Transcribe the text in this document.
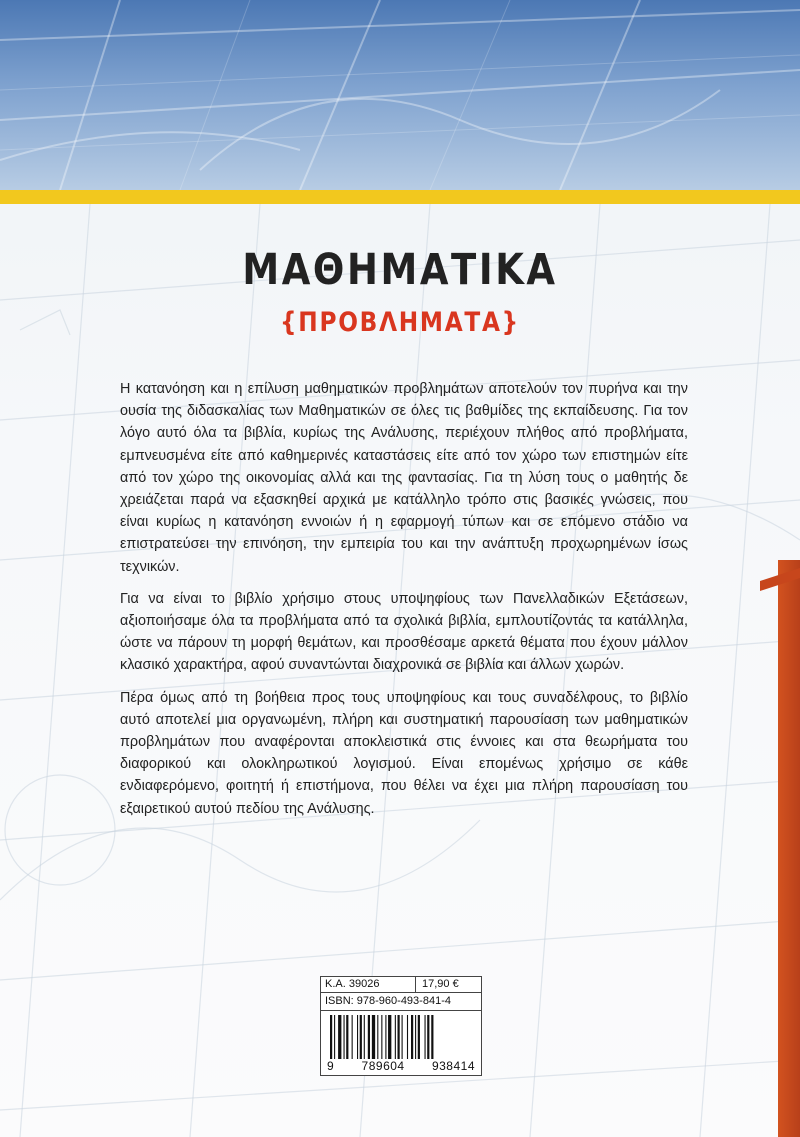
ΜΑΘΗΜΑΤΙΚΑ
{ΠΡΟΒΛΗΜΑΤΑ}

Η κατανόηση και η επίλυση μαθηματικών προβλημάτων αποτελούν τον πυρήνα και την ουσία της διδασκαλίας των Μαθηματικών σε όλες τις βαθμίδες της εκπαίδευσης. Για τον λόγο αυτό όλα τα βιβλία, κυρίως της Ανάλυσης, περιέχουν πλήθος από προβλήματα, εμπνευσμένα είτε από καθημερινές καταστάσεις είτε από τον χώρο των επιστημών είτε από τον χώρο της οικονομίας αλλά και της φαντασίας. Για τη λύση τους ο μαθητής δε χρειάζεται παρά να εξασκηθεί αρχικά με κατάλληλο τρόπο στις βασικές γνώσεις, που είναι κυρίως η κατανόηση εννοιών ή η εφαρμογή τύπων και σε επόμενο στάδιο να επιστρατεύσει την επινόηση, την εμπειρία του και την ανάπτυξη προχωρημένων ίσως τεχνικών.

Για να είναι το βιβλίο χρήσιμο στους υποψηφίους των Πανελλαδικών Εξετάσεων, αξιοποιήσαμε όλα τα προβλήματα από τα σχολικά βιβλία, εμπλουτίζοντάς τα κατάλληλα, ώστε να πάρουν τη μορφή θεμάτων, και προσθέσαμε αρκετά θέματα που έχουν μάλλον κλασικό χαρακτήρα, αφού συναντώνται διαχρονικά σε βιβλία και άλλων χωρών.

Πέρα όμως από τη βοήθεια προς τους υποψηφίους και τους συναδέλφους, το βιβλίο αυτό αποτελεί μια οργανωμένη, πλήρη και συστηματική παρουσίαση των μαθηματικών προβλημάτων που αναφέρονται αποκλειστικά στις έννοιες και στα θεωρήματα του διαφορικού και ολοκληρωτικού λογισμού. Είναι επομένως χρήσιμο σε κάθε ενδιαφερόμενο, φοιτητή ή επιστήμονα, που θέλει να έχει μια πλήρη παρουσίαση του εξαιρετικού αυτού πεδίου της Ανάλυσης.

Κ.Α. 39026	17,90 €
ISBN: 978-960-493-841-4
9 789604 938414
§
- _What is needed_
The listing above must be printed again exactly, minus its pictures.

- _Exercise solution_
Transcribe the text in this document.
ΜΑΘΗΜΑΤΙΚΑ
{ΠΡΟΒΛΗΜΑΤΑ}

Η κατανόηση και η επίλυση μαθηματικών προβλημάτων αποτελούν τον πυρήνα και την ουσία της διδασκαλίας των Μαθηματικών σε όλες τις βαθμίδες της εκπαίδευσης. Για τον λόγο αυτό όλα τα βιβλία, κυρίως της Ανάλυσης, περιέχουν πλήθος από προβλήματα, εμπνευσμένα είτε από καθημερινές καταστάσεις είτε από τον χώρο των επιστημών είτε από τον χώρο της οικονομίας αλλά και της φαντασίας. Για τη λύση τους ο μαθητής δε χρειάζεται παρά να εξασκηθεί αρχικά με κατάλληλο τρόπο στις βασικές γνώσεις, που είναι κυρίως η κατανόηση εννοιών ή η εφαρμογή τύπων και σε επόμενο στάδιο να επιστρατεύσει την επινόηση, την εμπειρία του και την ανάπτυξη προχωρημένων ίσως τεχνικών.

Για να είναι το βιβλίο χρήσιμο στους υποψηφίους των Πανελλαδικών Εξετάσεων, αξιοποιήσαμε όλα τα προβλήματα από τα σχολικά βιβλία, εμπλουτίζοντάς τα κατάλληλα, ώστε να πάρουν τη μορφή θεμάτων, και προσθέσαμε αρκετά θέματα που έχουν μάλλον κλασικό χαρακτήρα, αφού συναντώνται διαχρονικά σε βιβλία και άλλων χωρών.

Πέρα όμως από τη βοήθεια προς τους υποψηφίους και τους συναδέλφους, το βιβλίο αυτό αποτελεί μια οργανωμένη, πλήρη και συστηματική παρουσίαση των μαθηματικών προβλημάτων που αναφέρονται αποκλειστικά στις έννοιες και στα θεωρήματα του διαφορικού και ολοκληρωτικού λογισμού. Είναι επομένως χρήσιμο σε κάθε ενδιαφερόμενο, φοιτητή ή επιστήμονα, που θέλει να έχει μια πλήρη παρουσίαση του εξαιρετικού αυτού πεδίου της Ανάλυσης.

Κ.Α. 39026	17,90 €
ISBN: 978-960-493-841-4
9 789604 938414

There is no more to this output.